RECORDED INFORMATION -
::::

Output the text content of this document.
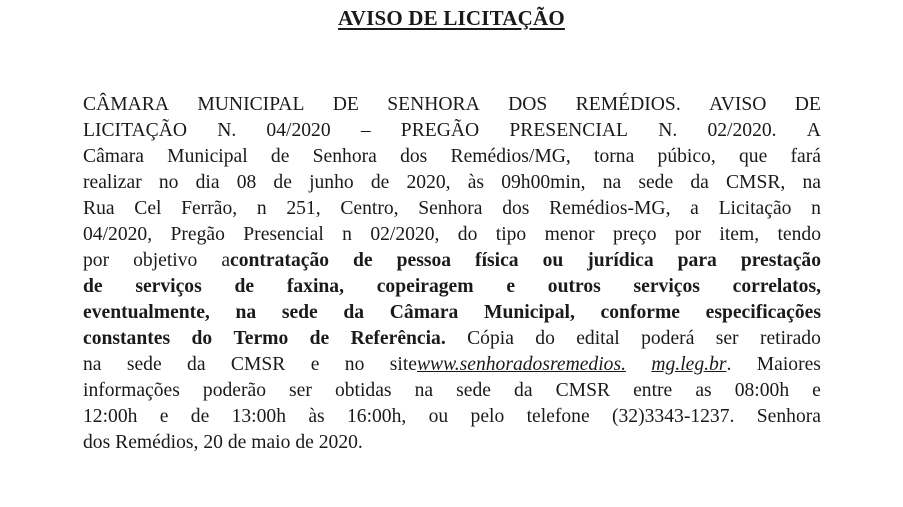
AVISO DE LICITAÇÃO
CÂMARA MUNICIPAL DE SENHORA DOS REMÉDIOS. AVISO DE
LICITAÇÃO N. 04/2020 – PREGÃO PRESENCIAL N. 02/2020. A
Câmara Municipal de Senhora dos Remédios/MG, torna púbico, que fará
realizar no dia 08 de junho de 2020, às 09h00min, na sede da CMSR, na
Rua Cel Ferrão, n 251, Centro, Senhora dos Remédios-MG, a Licitação n
04/2020, Pregão Presencial n 02/2020, do tipo menor preço por item, tendo
por objetivo acontratação de pessoa física ou jurídica para prestação
de serviços de faxina, copeiragem e outros serviços correlatos,
eventualmente, na sede da Câmara Municipal, conforme especificações
constantes do Termo de Referência. Cópia do edital poderá ser retirado
na sede da CMSR e no sitewww.senhoradosremedios. mg.leg.br. Maiores
informações poderão ser obtidas na sede da CMSR entre as 08:00h e
12:00h e de 13:00h às 16:00h, ou pelo telefone (32)3343-1237. Senhora
dos Remédios, 20 de maio de 2020.
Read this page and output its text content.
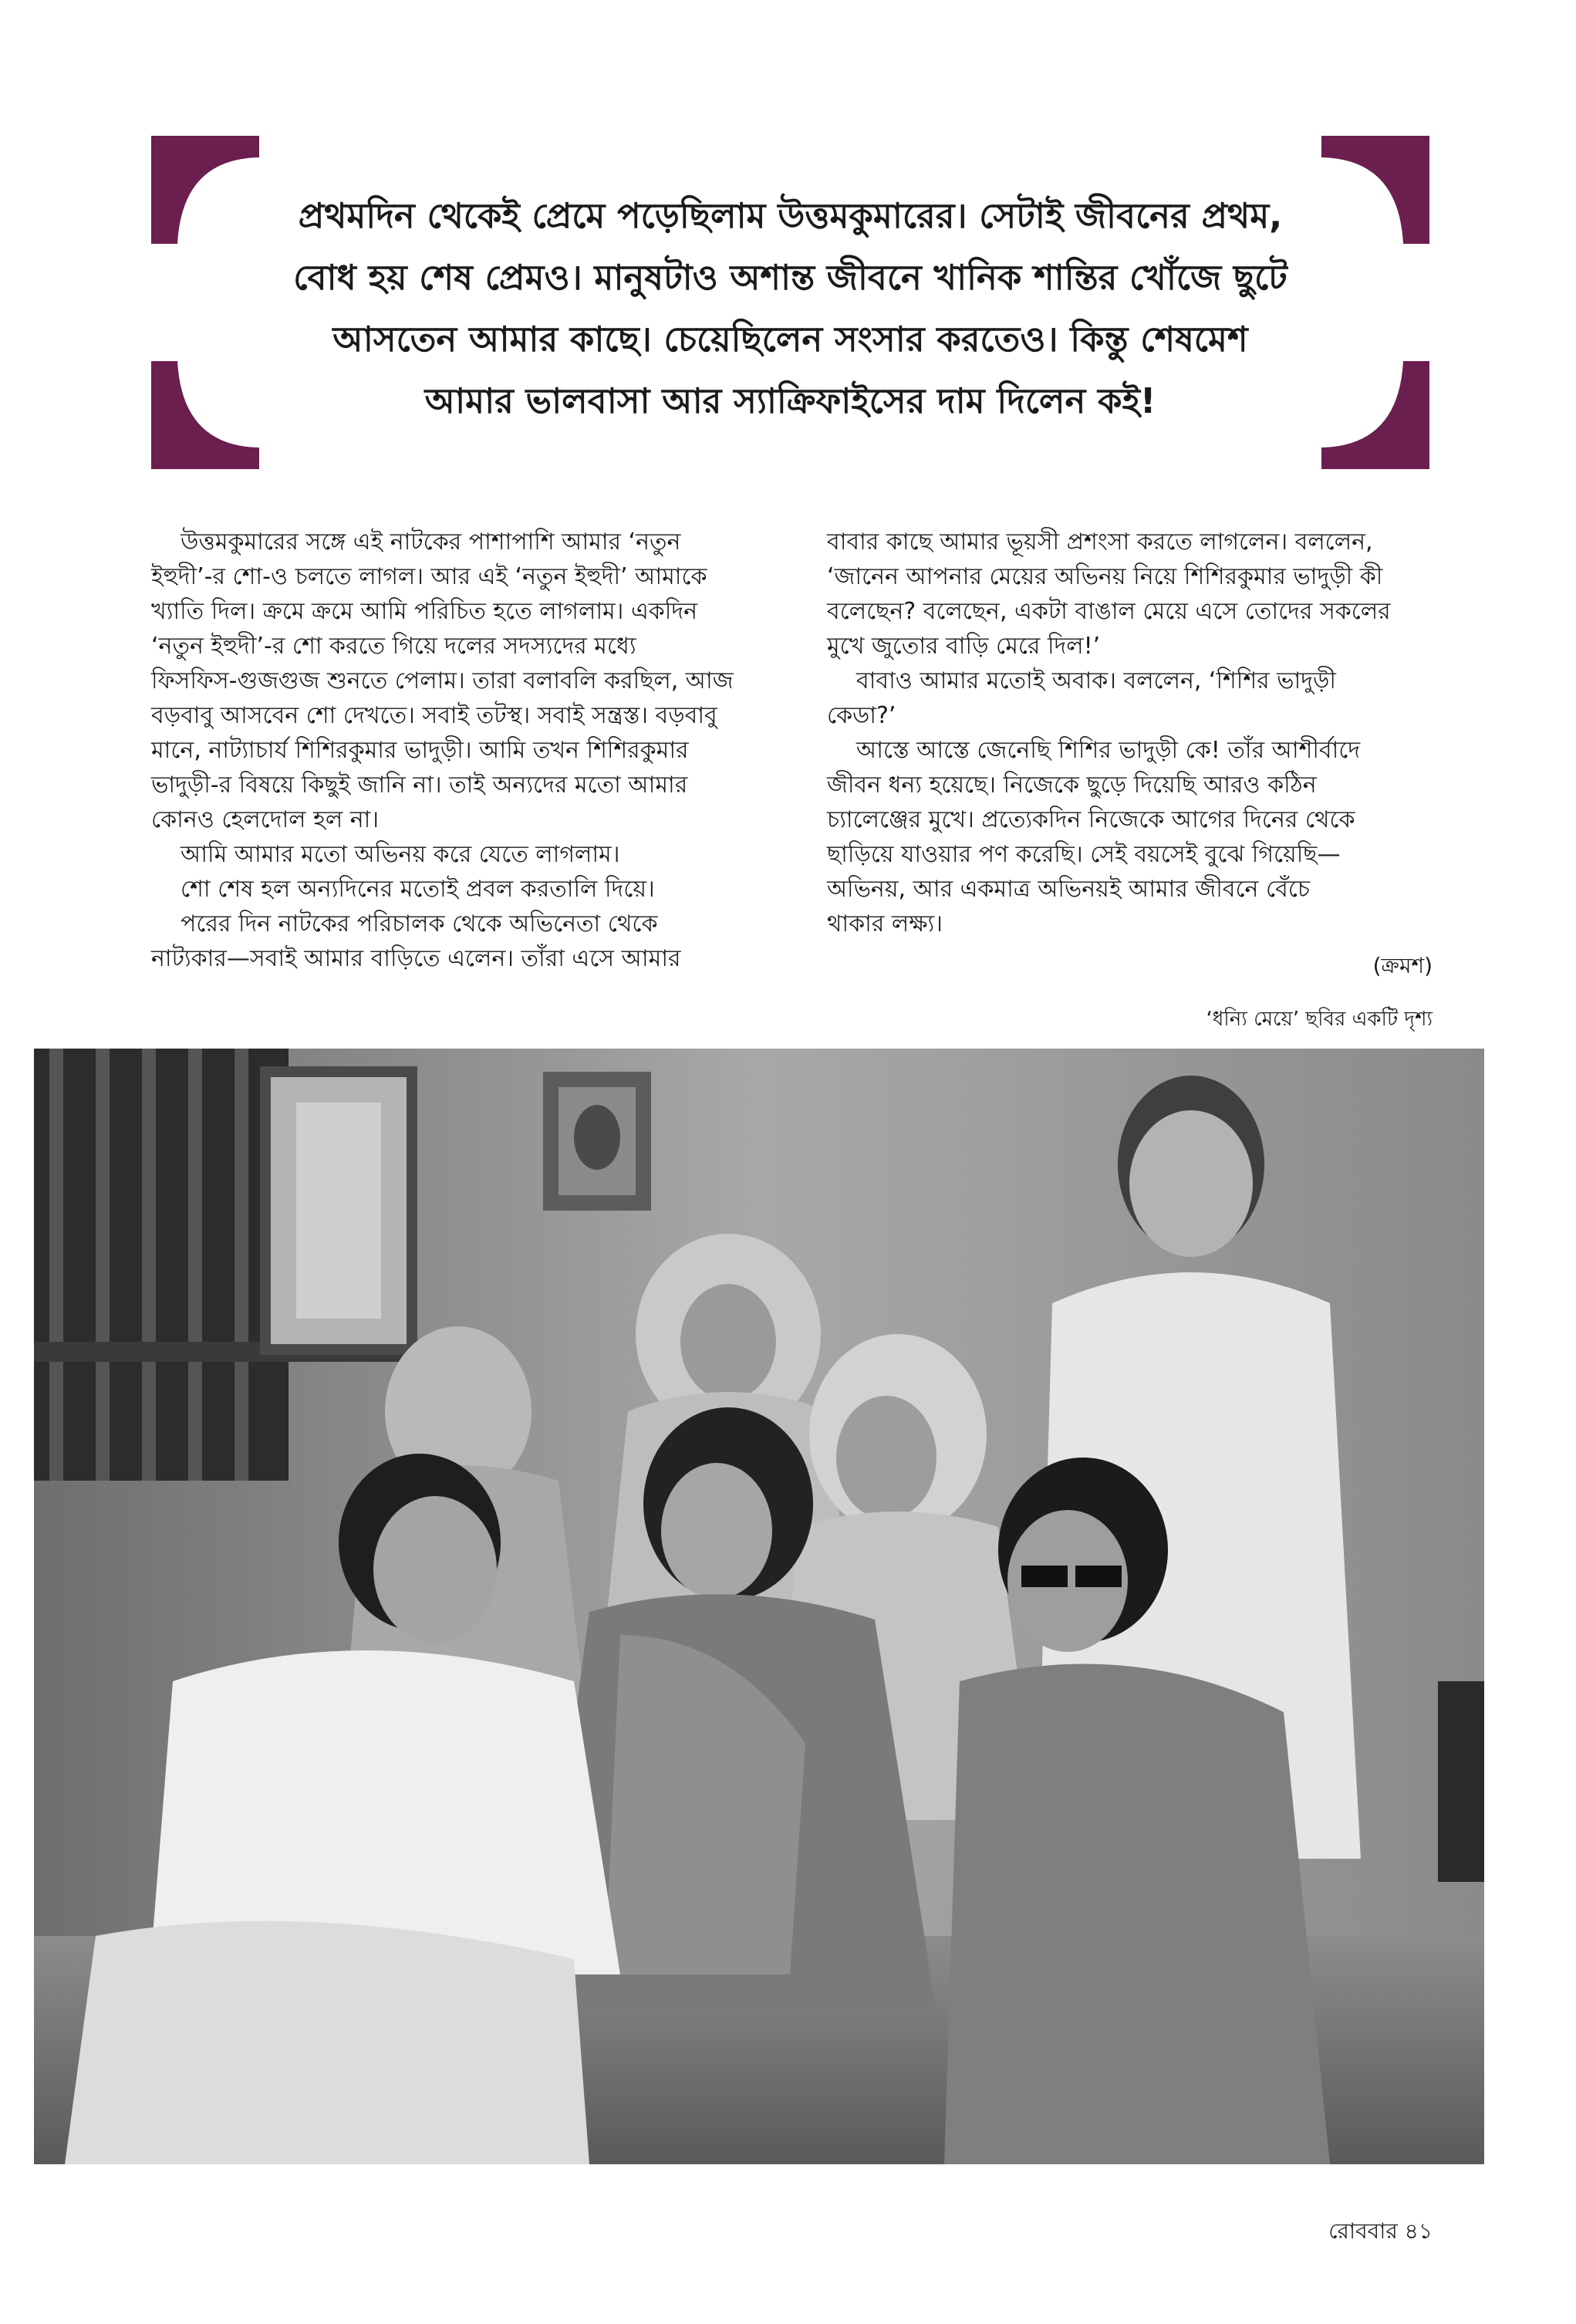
প্রথমদিন থেকেই প্রেমে পড়েছিলাম উত্তমকুমারের। সেটাই জীবনের প্রথম,
বোধ হয় শেষ প্রেমও। মানুষটাও অশান্ত জীবনে খানিক শান্তির খোঁজে ছুটে
আসতেন আমার কাছে। চেয়েছিলেন সংসার করতেও। কিন্তু শেষমেশ
আমার ভালবাসা আর স্যাক্রিফাইসের দাম দিলেন কই!
উত্তমকুমারের সঙ্গে এই নাটকের পাশাপাশি আমার ‘নতুন
ইহুদী’-র শো-ও চলতে লাগল। আর এই ‘নতুন ইহুদী’ আমাকে
খ্যাতি দিল। ক্রমে ক্রমে আমি পরিচিত হতে লাগলাম। একদিন
‘নতুন ইহুদী’-র শো করতে গিয়ে দলের সদস্যদের মধ্যে
ফিসফিস-গুজগুজ শুনতে পেলাম। তারা বলাবলি করছিল, আজ
বড়বাবু আসবেন শো দেখতে। সবাই তটস্থ। সবাই সন্ত্রস্ত। বড়বাবু
মানে, নাট্যাচার্য শিশিরকুমার ভাদুড়ী। আমি তখন শিশিরকুমার
ভাদুড়ী-র বিষয়ে কিছুই জানি না। তাই অন্যদের মতো আমার
কোনও হেলদোল হল না।
আমি আমার মতো অভিনয় করে যেতে লাগলাম।
শো শেষ হল অন্যদিনের মতোই প্রবল করতালি দিয়ে।
পরের দিন নাটকের পরিচালক থেকে অভিনেতা থেকে
নাট্যকার—সবাই আমার বাড়িতে এলেন। তাঁরা এসে আমার
বাবার কাছে আমার ভূয়সী প্রশংসা করতে লাগলেন। বললেন,
‘জানেন আপনার মেয়ের অভিনয় নিয়ে শিশিরকুমার ভাদুড়ী কী
বলেছেন? বলেছেন, একটা বাঙাল মেয়ে এসে তোদের সকলের
মুখে জুতোর বাড়ি মেরে দিল!’
বাবাও আমার মতোই অবাক। বললেন, ‘শিশির ভাদুড়ী
কেডা?’
আস্তে আস্তে জেনেছি শিশির ভাদুড়ী কে! তাঁর আশীর্বাদে
জীবন ধন্য হয়েছে। নিজেকে ছুড়ে দিয়েছি আরও কঠিন
চ্যালেঞ্জের মুখে। প্রত্যেকদিন নিজেকে আগের দিনের থেকে
ছাড়িয়ে যাওয়ার পণ করেছি। সেই বয়সেই বুঝে গিয়েছি—
অভিনয়, আর একমাত্র অভিনয়ই আমার জীবনে বেঁচে
থাকার লক্ষ্য।
(ক্রমশ)
‘ধন্যি মেয়ে’ ছবির একটি দৃশ্য
রোববার ৪১
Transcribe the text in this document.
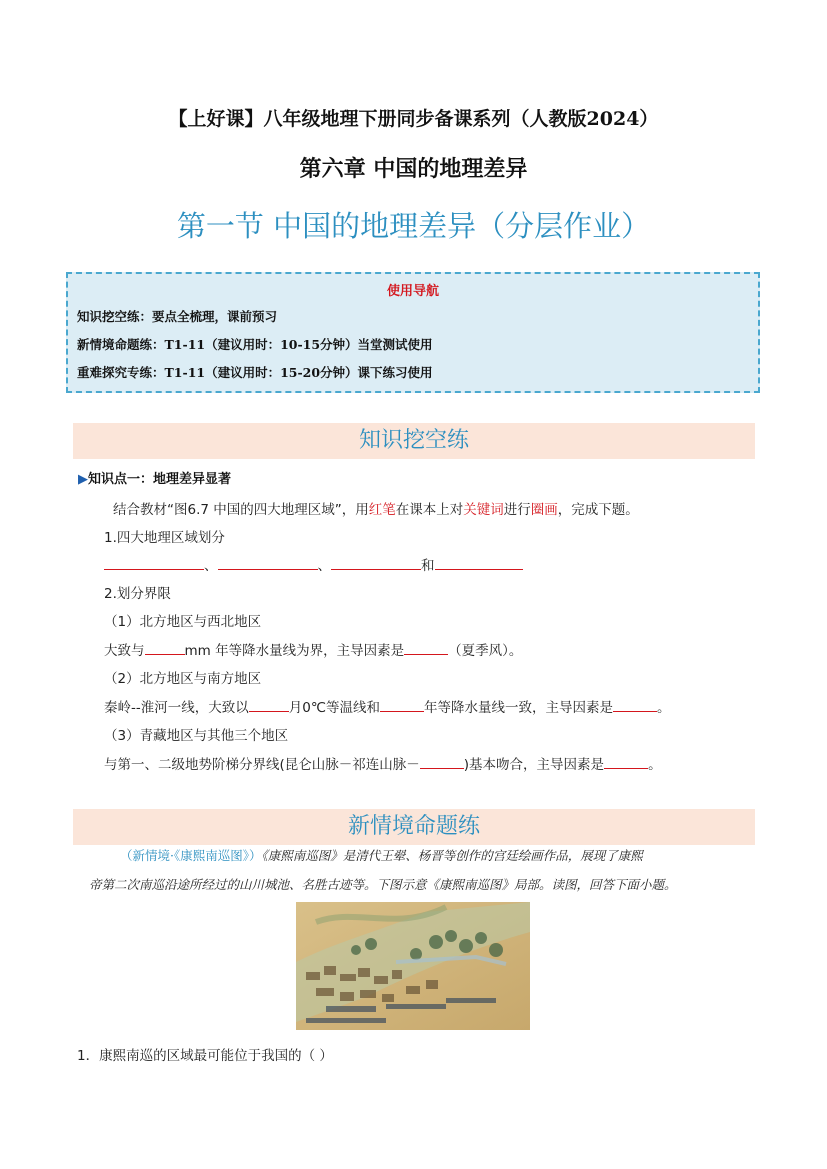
【上好课】八年级地理下册同步备课系列（人教版2024）
第六章 中国的地理差异
第一节 中国的地理差异（分层作业）
使用导航
知识挖空练：要点全梳理，课前预习
新情境命题练：T1-11（建议用时：10-15分钟）当堂测试使用
重难探究专练：T1-11（建议用时：15-20分钟）课下练习使用
知识挖空练
▶知识点一：地理差异显著
结合教材“图6.7 中国的四大地理区域”，用红笔在课本上对关键词进行圈画，完成下题。
1.四大地理区域划分
、	、	和
2.划分界限
（1）北方地区与西北地区
大致与	mm 年等降水量线为界，主导因素是	（夏季风）。
（2）北方地区与南方地区
秦岭--淮河一线，大致以	月0℃等温线和	年等降水量线一致，主导因素是	。
（3）青藏地区与其他三个地区
与第一、二级地势阶梯分界线(昆仑山脉－祁连山脉－	)基本吻合，主导因素是	。
新情境命题练
（新情境·《康熙南巡图》）《康熙南巡图》是清代王翚、杨晋等创作的宫廷绘画作品，展现了康熙
帝第二次南巡沿途所经过的山川城池、名胜古迹等。下图示意《康熙南巡图》局部。读图，回答下面小题。
1．康熙南巡的区域最可能位于我国的（ ）
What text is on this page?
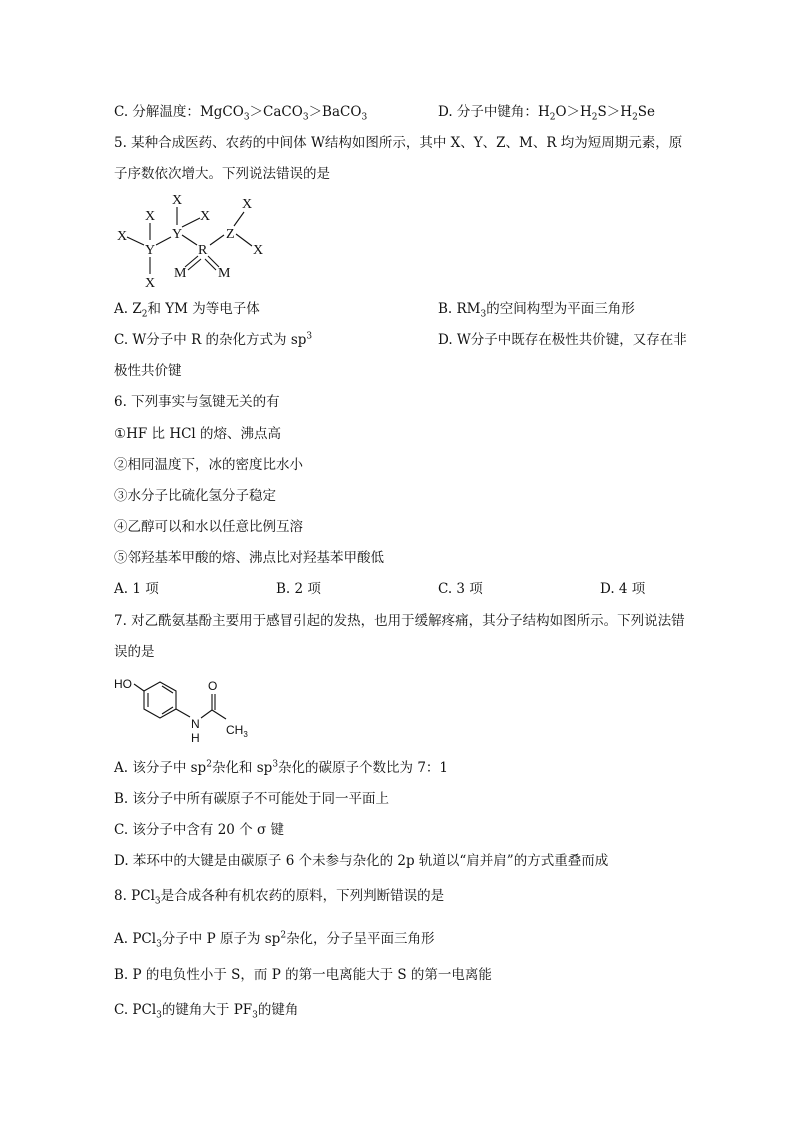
C. 分解温度：MgCO$_3$＞CaCO$_3$＞BaCO$_3$	D. 分子中键角：$H_2O>H_2S>H_2Se$
5. 某种合成医药、农药的中间体 W结构如图所示，其中 X、Y、Z、M、R 均为短周期元素，原
子序数依次增大。下列说法错误的是
X
X
X
X
Y
Y
X
R
Z
X
X
M M
A. $Z_2$和 YM 为等电子体	B. $RM_3$的空间构型为平面三角形
C. W分子中 R 的杂化方式为 $sp^3$	D. W分子中既存在极性共价键，又存在非
极性共价键
6. 下列事实与氢键无关的有
①HF 比 HCl 的熔、沸点高
②相同温度下，冰的密度比水小
③水分子比硫化氢分子稳定
④乙醇可以和水以任意比例互溶
⑤邻羟基苯甲酸的熔、沸点比对羟基苯甲酸低
A. 1 项	B. 2 项	C. 3 项	D. 4 项
7. 对乙酰氨基酚主要用于感冒引起的发热，也用于缓解疼痛，其分子结构如图所示。下列说法错
误的是
HO
N
H
O
$CH_3$
A. 该分子中 $sp^2$杂化和 $sp^3$杂化的碳原子个数比为 7：1
B. 该分子中所有碳原子不可能处于同一平面上
C. 该分子中含有 20 个 σ 键
D. 苯环中的大键是由碳原子 6 个未参与杂化的 2p 轨道以“肩并肩”的方式重叠而成
8. PCl$_3$是合成各种有机农药的原料，下列判断错误的是
A. PCl$_3$分子中 P 原子为 $sp^2$杂化，分子呈平面三角形
B. P 的电负性小于 S，而 P 的第一电离能大于 S 的第一电离能
C. PCl$_3$的键角大于 $PF_3$的键角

::::

WORK REQUIRED - Make an exact copy of all entries above, dropping the images.

EXPECTED ANSWER -
Output the text content of this document.
AVISO DE LICITAÇÃO
CÂMARA MUNICIPAL DE SENHORA DOS REMÉDIOS. AVISO DE
LICITAÇÃO N. 04/2020 – PREGÃO PRESENCIAL N. 02/2020. A
Câmara Municipal de Senhora dos Remédios/MG, torna púbico, que fará
realizar no dia 08 de junho de 2020, às 09h00min, na sede da CMSR, na
Rua Cel Ferrão, n 251, Centro, Senhora dos Remédios-MG, a Licitação n
04/2020, Pregão Presencial n 02/2020, do tipo menor preço por item, tendo
por objetivo acontratação de pessoa física ou jurídica para prestação
de serviços de faxina, copeiragem e outros serviços correlatos,
eventualmente, na sede da Câmara Municipal, conforme especificações
constantes do Termo de Referência. Cópia do edital poderá ser retirado
na sede da CMSR e no sitewww.senhoradosremedios. mg.leg.br. Maiores
informações poderão ser obtidas na sede da CMSR entre as 08:00h e
12:00h e de 13:00h às 16:00h, ou pelo telefone (32)3343-1237. Senhora
dos Remédios, 20 de maio de 2020.
Read this page and output its text content.
প্রথমদিন থেকেই প্রেমে পড়েছিলাম উত্তমকুমারের। সেটাই জীবনের প্রথম,
বোধ হয় শেষ প্রেমও। মানুষটাও অশান্ত জীবনে খানিক শান্তির খোঁজে ছুটে
আসতেন আমার কাছে। চেয়েছিলেন সংসার করতেও। কিন্তু শেষমেশ
আমার ভালবাসা আর স্যাক্রিফাইসের দাম দিলেন কই!
উত্তমকুমারের সঙ্গে এই নাটকের পাশাপাশি আমার ‘নতুন
ইহুদী’-র শো-ও চলতে লাগল। আর এই ‘নতুন ইহুদী’ আমাকে
খ্যাতি দিল। ক্রমে ক্রমে আমি পরিচিত হতে লাগলাম। একদিন
‘নতুন ইহুদী’-র শো করতে গিয়ে দলের সদস্যদের মধ্যে
ফিসফিস-গুজগুজ শুনতে পেলাম। তারা বলাবলি করছিল, আজ
বড়বাবু আসবেন শো দেখতে। সবাই তটস্থ। সবাই সন্ত্রস্ত। বড়বাবু
মানে, নাট্যাচার্য শিশিরকুমার ভাদুড়ী। আমি তখন শিশিরকুমার
ভাদুড়ী-র বিষয়ে কিছুই জানি না। তাই অন্যদের মতো আমার
কোনও হেলদোল হল না।
আমি আমার মতো অভিনয় করে যেতে লাগলাম।
শো শেষ হল অন্যদিনের মতোই প্রবল করতালি দিয়ে।
পরের দিন নাটকের পরিচালক থেকে অভিনেতা থেকে
নাট্যকার—সবাই আমার বাড়িতে এলেন। তাঁরা এসে আমার
বাবার কাছে আমার ভূয়সী প্রশংসা করতে লাগলেন। বললেন,
‘জানেন আপনার মেয়ের অভিনয় নিয়ে শিশিরকুমার ভাদুড়ী কী
বলেছেন? বলেছেন, একটা বাঙাল মেয়ে এসে তোদের সকলের
মুখে জুতোর বাড়ি মেরে দিল!’
বাবাও আমার মতোই অবাক। বললেন, ‘শিশির ভাদুড়ী
কেডা?’
আস্তে আস্তে জেনেছি শিশির ভাদুড়ী কে! তাঁর আশীর্বাদে
জীবন ধন্য হয়েছে। নিজেকে ছুড়ে দিয়েছি আরও কঠিন
চ্যালেঞ্জের মুখে। প্রত্যেকদিন নিজেকে আগের দিনের থেকে
ছাড়িয়ে যাওয়ার পণ করেছি। সেই বয়সেই বুঝে গিয়েছি—
অভিনয়, আর একমাত্র অভিনয়ই আমার জীবনে বেঁচে
থাকার লক্ষ্য।
(ক্রমশ)
‘ধন্যি মেয়ে’ ছবির একটি দৃশ্য
রোববার ৪১
Transcribe the text in this document.
【上好课】八年级地理下册同步备课系列（人教版2024）
第六章 中国的地理差异
第一节 中国的地理差异（分层作业）
使用导航
知识挖空练：要点全梳理，课前预习
新情境命题练：T1-11（建议用时：10-15分钟）当堂测试使用
重难探究专练：T1-11（建议用时：15-20分钟）课下练习使用
知识挖空练
▶知识点一：地理差异显著
结合教材“图6.7 中国的四大地理区域”，用红笔在课本上对关键词进行圈画，完成下题。
1.四大地理区域划分
、	、	和
2.划分界限
（1）北方地区与西北地区
大致与	mm 年等降水量线为界，主导因素是	（夏季风）。
（2）北方地区与南方地区
秦岭--淮河一线，大致以	月0℃等温线和	年等降水量线一致，主导因素是	。
（3）青藏地区与其他三个地区
与第一、二级地势阶梯分界线(昆仑山脉－祁连山脉－	)基本吻合，主导因素是	。
新情境命题练
（新情境·《康熙南巡图》）《康熙南巡图》是清代王翚、杨晋等创作的宫廷绘画作品，展现了康熙
帝第二次南巡沿途所经过的山川城池、名胜古迹等。下图示意《康熙南巡图》局部。读图，回答下面小题。
1．康熙南巡的区域最可能位于我国的（ ）
What text is on this page?
C. 分解温度：MgCO$_3$＞CaCO$_3$＞BaCO$_3$	D. 分子中键角：$H_2O>H_2S>H_2Se$
5. 某种合成医药、农药的中间体 W结构如图所示，其中 X、Y、Z、M、R 均为短周期元素，原
子序数依次增大。下列说法错误的是
X
X
X
X
Y
Y
X
R
Z
X
X
M M
A. $Z_2$和 YM 为等电子体	B. $RM_3$的空间构型为平面三角形
C. W分子中 R 的杂化方式为 $sp^3$	D. W分子中既存在极性共价键，又存在非
极性共价键
6. 下列事实与氢键无关的有
①HF 比 HCl 的熔、沸点高
②相同温度下，冰的密度比水小
③水分子比硫化氢分子稳定
④乙醇可以和水以任意比例互溶
⑤邻羟基苯甲酸的熔、沸点比对羟基苯甲酸低
A. 1 项	B. 2 项	C. 3 项	D. 4 项
7. 对乙酰氨基酚主要用于感冒引起的发热，也用于缓解疼痛，其分子结构如图所示。下列说法错
误的是
HO
N
H
O
$CH_3$
A. 该分子中 $sp^2$杂化和 $sp^3$杂化的碳原子个数比为 7：1
B. 该分子中所有碳原子不可能处于同一平面上
C. 该分子中含有 20 个 σ 键
D. 苯环中的大键是由碳原子 6 个未参与杂化的 2p 轨道以“肩并肩”的方式重叠而成
8. PCl$_3$是合成各种有机农药的原料，下列判断错误的是
A. PCl$_3$分子中 P 原子为 $sp^2$杂化，分子呈平面三角形
B. P 的电负性小于 S，而 P 的第一电离能大于 S 的第一电离能
C. PCl$_3$的键角大于 $PF_3$的键角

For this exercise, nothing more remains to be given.